• Records shown:
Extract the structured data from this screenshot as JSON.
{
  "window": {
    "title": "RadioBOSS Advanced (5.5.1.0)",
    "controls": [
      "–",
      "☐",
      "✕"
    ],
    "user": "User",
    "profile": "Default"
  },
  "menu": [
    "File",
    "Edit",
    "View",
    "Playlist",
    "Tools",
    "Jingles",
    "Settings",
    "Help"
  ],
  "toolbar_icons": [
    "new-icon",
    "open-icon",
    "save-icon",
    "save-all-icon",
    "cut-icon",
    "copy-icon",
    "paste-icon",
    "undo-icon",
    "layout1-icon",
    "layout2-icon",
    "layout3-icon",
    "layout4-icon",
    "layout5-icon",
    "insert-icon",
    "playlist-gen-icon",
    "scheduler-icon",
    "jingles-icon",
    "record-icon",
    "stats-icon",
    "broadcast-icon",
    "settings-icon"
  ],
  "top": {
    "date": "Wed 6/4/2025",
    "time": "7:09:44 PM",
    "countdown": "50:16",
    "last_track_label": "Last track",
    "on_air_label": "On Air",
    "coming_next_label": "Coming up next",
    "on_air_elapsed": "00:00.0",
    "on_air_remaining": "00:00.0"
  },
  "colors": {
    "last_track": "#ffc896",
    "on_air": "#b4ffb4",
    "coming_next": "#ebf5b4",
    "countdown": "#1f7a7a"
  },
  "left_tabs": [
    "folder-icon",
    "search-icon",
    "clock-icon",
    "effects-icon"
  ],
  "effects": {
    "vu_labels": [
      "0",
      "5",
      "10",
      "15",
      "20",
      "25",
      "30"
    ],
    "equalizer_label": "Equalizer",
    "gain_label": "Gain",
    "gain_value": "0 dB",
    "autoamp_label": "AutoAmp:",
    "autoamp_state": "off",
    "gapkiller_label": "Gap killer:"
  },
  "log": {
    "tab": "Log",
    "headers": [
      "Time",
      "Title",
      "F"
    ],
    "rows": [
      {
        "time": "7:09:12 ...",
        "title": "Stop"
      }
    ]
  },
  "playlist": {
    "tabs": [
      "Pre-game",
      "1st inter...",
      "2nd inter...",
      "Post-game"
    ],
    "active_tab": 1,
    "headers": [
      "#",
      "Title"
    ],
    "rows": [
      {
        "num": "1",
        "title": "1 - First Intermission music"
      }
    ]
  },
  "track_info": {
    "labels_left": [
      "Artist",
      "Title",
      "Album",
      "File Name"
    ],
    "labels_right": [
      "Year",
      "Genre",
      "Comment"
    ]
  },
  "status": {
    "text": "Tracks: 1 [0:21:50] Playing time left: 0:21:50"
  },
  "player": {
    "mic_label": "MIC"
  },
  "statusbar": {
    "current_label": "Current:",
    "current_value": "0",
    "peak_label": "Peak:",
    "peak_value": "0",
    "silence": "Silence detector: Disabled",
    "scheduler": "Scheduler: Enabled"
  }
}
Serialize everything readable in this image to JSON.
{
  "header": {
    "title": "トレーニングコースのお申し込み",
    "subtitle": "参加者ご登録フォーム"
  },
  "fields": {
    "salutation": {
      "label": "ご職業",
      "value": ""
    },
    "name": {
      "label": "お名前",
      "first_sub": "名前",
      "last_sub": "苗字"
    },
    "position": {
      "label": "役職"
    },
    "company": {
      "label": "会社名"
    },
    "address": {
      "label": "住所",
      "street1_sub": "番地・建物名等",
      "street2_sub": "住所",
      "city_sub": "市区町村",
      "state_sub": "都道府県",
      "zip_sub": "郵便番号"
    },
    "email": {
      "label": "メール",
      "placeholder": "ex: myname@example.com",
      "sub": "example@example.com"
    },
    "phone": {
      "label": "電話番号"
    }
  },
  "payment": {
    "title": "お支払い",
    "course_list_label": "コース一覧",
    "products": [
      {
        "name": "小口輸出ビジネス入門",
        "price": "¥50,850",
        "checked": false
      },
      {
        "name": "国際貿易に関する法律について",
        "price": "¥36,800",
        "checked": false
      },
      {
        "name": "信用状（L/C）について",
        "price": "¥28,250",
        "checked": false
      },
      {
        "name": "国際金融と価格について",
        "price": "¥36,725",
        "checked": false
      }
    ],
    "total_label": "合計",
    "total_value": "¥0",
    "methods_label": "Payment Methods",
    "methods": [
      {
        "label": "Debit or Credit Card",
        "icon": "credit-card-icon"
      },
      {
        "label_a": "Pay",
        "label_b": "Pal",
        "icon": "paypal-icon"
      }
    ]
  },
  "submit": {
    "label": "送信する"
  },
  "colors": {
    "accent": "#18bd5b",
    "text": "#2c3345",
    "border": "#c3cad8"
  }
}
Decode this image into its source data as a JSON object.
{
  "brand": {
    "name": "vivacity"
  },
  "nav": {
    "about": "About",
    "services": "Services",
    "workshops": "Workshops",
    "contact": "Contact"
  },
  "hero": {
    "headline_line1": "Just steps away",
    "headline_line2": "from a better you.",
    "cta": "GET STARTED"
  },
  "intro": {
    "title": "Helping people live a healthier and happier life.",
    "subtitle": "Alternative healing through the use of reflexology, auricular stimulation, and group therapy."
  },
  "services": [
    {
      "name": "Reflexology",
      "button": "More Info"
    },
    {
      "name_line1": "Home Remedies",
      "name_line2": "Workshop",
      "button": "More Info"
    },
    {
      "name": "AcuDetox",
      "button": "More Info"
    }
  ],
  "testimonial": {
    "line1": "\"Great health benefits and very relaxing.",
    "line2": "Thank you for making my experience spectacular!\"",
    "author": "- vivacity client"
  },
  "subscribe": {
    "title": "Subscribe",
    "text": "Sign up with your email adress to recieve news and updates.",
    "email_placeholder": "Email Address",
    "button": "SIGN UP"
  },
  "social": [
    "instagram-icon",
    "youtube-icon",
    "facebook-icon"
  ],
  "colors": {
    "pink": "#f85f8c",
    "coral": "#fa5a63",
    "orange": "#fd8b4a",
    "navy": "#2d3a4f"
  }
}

• The problem:
Write the whole listing out again. Keep every line exactly as it is.

• Task result:
Extract the structured data from this screenshot as JSON.
{
  "window": {
    "title": "RadioBOSS Advanced (5.5.1.0)",
    "controls": [
      "–",
      "☐",
      "✕"
    ],
    "user": "User",
    "profile": "Default"
  },
  "menu": [
    "File",
    "Edit",
    "View",
    "Playlist",
    "Tools",
    "Jingles",
    "Settings",
    "Help"
  ],
  "toolbar_icons": [
    "new-icon",
    "open-icon",
    "save-icon",
    "save-all-icon",
    "cut-icon",
    "copy-icon",
    "paste-icon",
    "undo-icon",
    "layout1-icon",
    "layout2-icon",
    "layout3-icon",
    "layout4-icon",
    "layout5-icon",
    "insert-icon",
    "playlist-gen-icon",
    "scheduler-icon",
    "jingles-icon",
    "record-icon",
    "stats-icon",
    "broadcast-icon",
    "settings-icon"
  ],
  "top": {
    "date": "Wed 6/4/2025",
    "time": "7:09:44 PM",
    "countdown": "50:16",
    "last_track_label": "Last track",
    "on_air_label": "On Air",
    "coming_next_label": "Coming up next",
    "on_air_elapsed": "00:00.0",
    "on_air_remaining": "00:00.0"
  },
  "colors": {
    "last_track": "#ffc896",
    "on_air": "#b4ffb4",
    "coming_next": "#ebf5b4",
    "countdown": "#1f7a7a"
  },
  "left_tabs": [
    "folder-icon",
    "search-icon",
    "clock-icon",
    "effects-icon"
  ],
  "effects": {
    "vu_labels": [
      "0",
      "5",
      "10",
      "15",
      "20",
      "25",
      "30"
    ],
    "equalizer_label": "Equalizer",
    "gain_label": "Gain",
    "gain_value": "0 dB",
    "autoamp_label": "AutoAmp:",
    "autoamp_state": "off",
    "gapkiller_label": "Gap killer:"
  },
  "log": {
    "tab": "Log",
    "headers": [
      "Time",
      "Title",
      "F"
    ],
    "rows": [
      {
        "time": "7:09:12 ...",
        "title": "Stop"
      }
    ]
  },
  "playlist": {
    "tabs": [
      "Pre-game",
      "1st inter...",
      "2nd inter...",
      "Post-game"
    ],
    "active_tab": 1,
    "headers": [
      "#",
      "Title"
    ],
    "rows": [
      {
        "num": "1",
        "title": "1 - First Intermission music"
      }
    ]
  },
  "track_info": {
    "labels_left": [
      "Artist",
      "Title",
      "Album",
      "File Name"
    ],
    "labels_right": [
      "Year",
      "Genre",
      "Comment"
    ]
  },
  "status": {
    "text": "Tracks: 1 [0:21:50] Playing time left: 0:21:50"
  },
  "player": {
    "mic_label": "MIC"
  },
  "statusbar": {
    "current_label": "Current:",
    "current_value": "0",
    "peak_label": "Peak:",
    "peak_value": "0",
    "silence": "Silence detector: Disabled",
    "scheduler": "Scheduler: Enabled"
  }
}
Serialize everything readable in this image to JSON.
{
  "header": {
    "title": "トレーニングコースのお申し込み",
    "subtitle": "参加者ご登録フォーム"
  },
  "fields": {
    "salutation": {
      "label": "ご職業",
      "value": ""
    },
    "name": {
      "label": "お名前",
      "first_sub": "名前",
      "last_sub": "苗字"
    },
    "position": {
      "label": "役職"
    },
    "company": {
      "label": "会社名"
    },
    "address": {
      "label": "住所",
      "street1_sub": "番地・建物名等",
      "street2_sub": "住所",
      "city_sub": "市区町村",
      "state_sub": "都道府県",
      "zip_sub": "郵便番号"
    },
    "email": {
      "label": "メール",
      "placeholder": "ex: myname@example.com",
      "sub": "example@example.com"
    },
    "phone": {
      "label": "電話番号"
    }
  },
  "payment": {
    "title": "お支払い",
    "course_list_label": "コース一覧",
    "products": [
      {
        "name": "小口輸出ビジネス入門",
        "price": "¥50,850",
        "checked": false
      },
      {
        "name": "国際貿易に関する法律について",
        "price": "¥36,800",
        "checked": false
      },
      {
        "name": "信用状（L/C）について",
        "price": "¥28,250",
        "checked": false
      },
      {
        "name": "国際金融と価格について",
        "price": "¥36,725",
        "checked": false
      }
    ],
    "total_label": "合計",
    "total_value": "¥0",
    "methods_label": "Payment Methods",
    "methods": [
      {
        "label": "Debit or Credit Card",
        "icon": "credit-card-icon"
      },
      {
        "label_a": "Pay",
        "label_b": "Pal",
        "icon": "paypal-icon"
      }
    ]
  },
  "submit": {
    "label": "送信する"
  },
  "colors": {
    "accent": "#18bd5b",
    "text": "#2c3345",
    "border": "#c3cad8"
  }
}
Decode this image into its source data as a JSON object.
{
  "brand": {
    "name": "vivacity"
  },
  "nav": {
    "about": "About",
    "services": "Services",
    "workshops": "Workshops",
    "contact": "Contact"
  },
  "hero": {
    "headline_line1": "Just steps away",
    "headline_line2": "from a better you.",
    "cta": "GET STARTED"
  },
  "intro": {
    "title": "Helping people live a healthier and happier life.",
    "subtitle": "Alternative healing through the use of reflexology, auricular stimulation, and group therapy."
  },
  "services": [
    {
      "name": "Reflexology",
      "button": "More Info"
    },
    {
      "name_line1": "Home Remedies",
      "name_line2": "Workshop",
      "button": "More Info"
    },
    {
      "name": "AcuDetox",
      "button": "More Info"
    }
  ],
  "testimonial": {
    "line1": "\"Great health benefits and very relaxing.",
    "line2": "Thank you for making my experience spectacular!\"",
    "author": "- vivacity client"
  },
  "subscribe": {
    "title": "Subscribe",
    "text": "Sign up with your email adress to recieve news and updates.",
    "email_placeholder": "Email Address",
    "button": "SIGN UP"
  },
  "social": [
    "instagram-icon",
    "youtube-icon",
    "facebook-icon"
  ],
  "colors": {
    "pink": "#f85f8c",
    "coral": "#fa5a63",
    "orange": "#fd8b4a",
    "navy": "#2d3a4f"
  }
}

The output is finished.